Exercise description —
Extract all lines that hold "Rand" from the records below.

(Records from a collection)
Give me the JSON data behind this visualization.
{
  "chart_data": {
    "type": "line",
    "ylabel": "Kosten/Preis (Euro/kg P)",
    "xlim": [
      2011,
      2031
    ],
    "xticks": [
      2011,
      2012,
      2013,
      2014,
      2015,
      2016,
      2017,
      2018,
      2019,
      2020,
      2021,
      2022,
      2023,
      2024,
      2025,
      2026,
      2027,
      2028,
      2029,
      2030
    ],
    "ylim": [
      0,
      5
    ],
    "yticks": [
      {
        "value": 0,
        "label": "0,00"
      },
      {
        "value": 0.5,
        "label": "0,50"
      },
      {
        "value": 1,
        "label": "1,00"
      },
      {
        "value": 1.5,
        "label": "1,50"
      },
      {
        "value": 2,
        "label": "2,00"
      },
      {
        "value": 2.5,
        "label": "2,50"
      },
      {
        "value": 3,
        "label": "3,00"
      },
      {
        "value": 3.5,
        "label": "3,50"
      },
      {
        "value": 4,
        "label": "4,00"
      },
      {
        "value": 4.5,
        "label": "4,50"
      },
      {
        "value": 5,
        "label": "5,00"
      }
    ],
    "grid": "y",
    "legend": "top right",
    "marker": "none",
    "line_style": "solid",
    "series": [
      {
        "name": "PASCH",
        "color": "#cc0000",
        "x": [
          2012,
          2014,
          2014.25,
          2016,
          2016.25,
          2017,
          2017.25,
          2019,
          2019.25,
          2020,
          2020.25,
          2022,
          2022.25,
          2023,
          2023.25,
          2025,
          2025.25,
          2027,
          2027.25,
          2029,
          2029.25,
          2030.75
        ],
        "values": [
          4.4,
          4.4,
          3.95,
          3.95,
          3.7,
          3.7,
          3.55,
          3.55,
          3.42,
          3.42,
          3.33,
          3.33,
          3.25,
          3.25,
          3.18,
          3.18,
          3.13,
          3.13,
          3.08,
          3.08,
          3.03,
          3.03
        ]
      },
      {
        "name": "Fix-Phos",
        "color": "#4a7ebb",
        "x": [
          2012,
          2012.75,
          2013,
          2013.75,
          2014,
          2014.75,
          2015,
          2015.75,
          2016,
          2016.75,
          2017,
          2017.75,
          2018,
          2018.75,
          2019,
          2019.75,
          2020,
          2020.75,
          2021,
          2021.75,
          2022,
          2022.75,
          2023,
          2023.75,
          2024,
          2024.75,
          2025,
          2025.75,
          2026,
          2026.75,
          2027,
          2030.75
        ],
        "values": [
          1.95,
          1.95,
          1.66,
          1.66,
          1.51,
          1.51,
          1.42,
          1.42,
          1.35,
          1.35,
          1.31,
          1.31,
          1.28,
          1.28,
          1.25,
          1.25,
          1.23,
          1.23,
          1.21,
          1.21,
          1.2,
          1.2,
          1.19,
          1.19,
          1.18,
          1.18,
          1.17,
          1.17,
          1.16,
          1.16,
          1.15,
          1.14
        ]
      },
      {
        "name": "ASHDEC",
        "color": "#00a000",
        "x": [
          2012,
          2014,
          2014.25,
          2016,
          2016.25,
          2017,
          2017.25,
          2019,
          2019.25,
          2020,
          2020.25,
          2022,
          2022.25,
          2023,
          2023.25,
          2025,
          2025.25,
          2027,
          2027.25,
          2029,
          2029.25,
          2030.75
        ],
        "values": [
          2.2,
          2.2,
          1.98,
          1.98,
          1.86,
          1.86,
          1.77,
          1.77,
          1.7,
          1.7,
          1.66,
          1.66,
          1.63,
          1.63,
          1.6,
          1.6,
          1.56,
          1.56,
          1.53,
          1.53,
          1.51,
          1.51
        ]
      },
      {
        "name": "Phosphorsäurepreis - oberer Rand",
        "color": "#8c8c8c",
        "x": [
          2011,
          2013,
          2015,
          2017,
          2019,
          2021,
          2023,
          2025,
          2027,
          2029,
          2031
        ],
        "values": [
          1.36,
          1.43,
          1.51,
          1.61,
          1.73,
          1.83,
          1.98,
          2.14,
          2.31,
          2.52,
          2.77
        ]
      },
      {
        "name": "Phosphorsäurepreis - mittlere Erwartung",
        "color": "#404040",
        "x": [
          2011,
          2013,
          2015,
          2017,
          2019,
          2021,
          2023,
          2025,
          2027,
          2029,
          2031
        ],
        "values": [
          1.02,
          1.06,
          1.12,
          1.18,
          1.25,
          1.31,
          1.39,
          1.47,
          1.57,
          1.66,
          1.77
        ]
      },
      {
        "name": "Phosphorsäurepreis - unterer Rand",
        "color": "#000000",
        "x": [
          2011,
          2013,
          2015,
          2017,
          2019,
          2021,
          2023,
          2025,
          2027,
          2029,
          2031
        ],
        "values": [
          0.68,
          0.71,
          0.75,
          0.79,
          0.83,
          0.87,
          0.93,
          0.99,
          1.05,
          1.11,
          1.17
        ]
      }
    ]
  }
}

Exercise output —
        "name": "Phosphorsäurepreis - oberer Rand",
        "name": "Phosphorsäurepreis - unterer Rand",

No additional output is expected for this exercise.